:: What you are asked to do ::
Copy the rows below word for word, leaving out the picture.

[Image region annotations]
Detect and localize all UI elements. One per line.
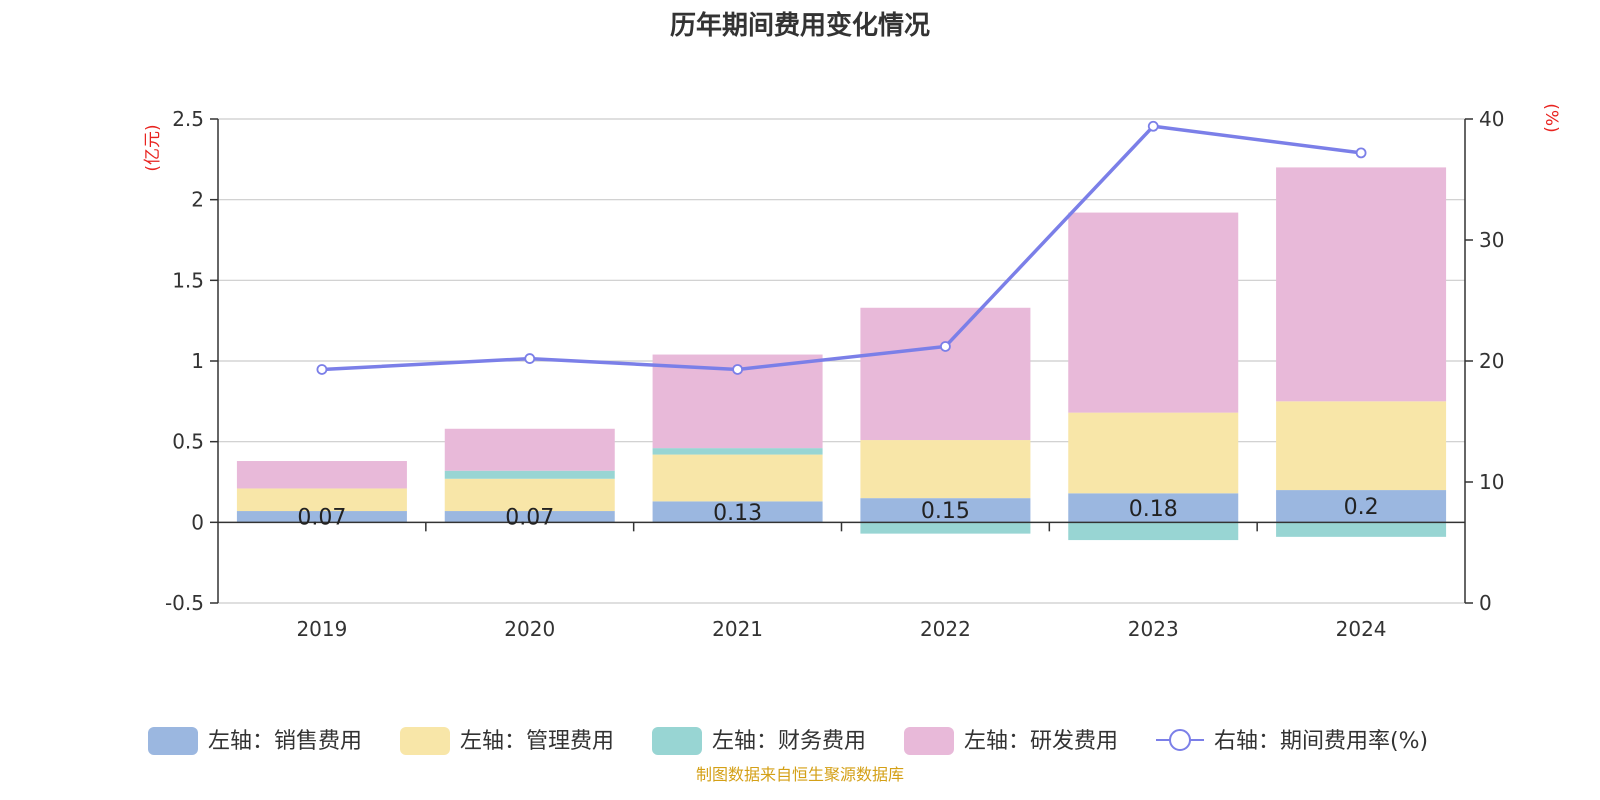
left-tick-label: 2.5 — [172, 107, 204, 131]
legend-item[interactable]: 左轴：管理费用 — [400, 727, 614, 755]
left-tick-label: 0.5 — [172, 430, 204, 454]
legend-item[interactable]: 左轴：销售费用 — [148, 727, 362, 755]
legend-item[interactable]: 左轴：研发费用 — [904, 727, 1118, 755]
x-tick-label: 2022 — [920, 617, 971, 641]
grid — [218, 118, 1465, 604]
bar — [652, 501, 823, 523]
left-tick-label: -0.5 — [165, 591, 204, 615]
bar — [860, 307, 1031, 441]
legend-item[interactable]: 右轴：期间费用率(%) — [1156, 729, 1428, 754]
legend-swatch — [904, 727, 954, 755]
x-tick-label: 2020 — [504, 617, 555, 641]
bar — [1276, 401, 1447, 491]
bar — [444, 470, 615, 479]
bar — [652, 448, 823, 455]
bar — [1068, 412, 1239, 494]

:: Output for this exercise ::
Detect and localize all UI elements. One per line.
left-tick-label: 2.5 — [172, 107, 204, 131]
legend-item[interactable]: 左轴：管理费用 — [400, 727, 614, 755]
left-tick-label: 0.5 — [172, 430, 204, 454]
legend-item[interactable]: 左轴：销售费用 — [148, 727, 362, 755]
legend-item[interactable]: 左轴：研发费用 — [904, 727, 1118, 755]
x-tick-label: 2022 — [920, 617, 971, 641]
grid — [218, 118, 1465, 604]
bar — [652, 501, 823, 523]
left-tick-label: -0.5 — [165, 591, 204, 615]
bar — [860, 307, 1031, 441]
legend-item[interactable]: 右轴：期间费用率(%) — [1156, 729, 1428, 754]
legend-swatch — [904, 727, 954, 755]
x-tick-label: 2020 — [504, 617, 555, 641]
bar — [1276, 401, 1447, 491]
bar — [444, 470, 615, 479]
bar — [652, 448, 823, 455]
bar — [1068, 412, 1239, 494]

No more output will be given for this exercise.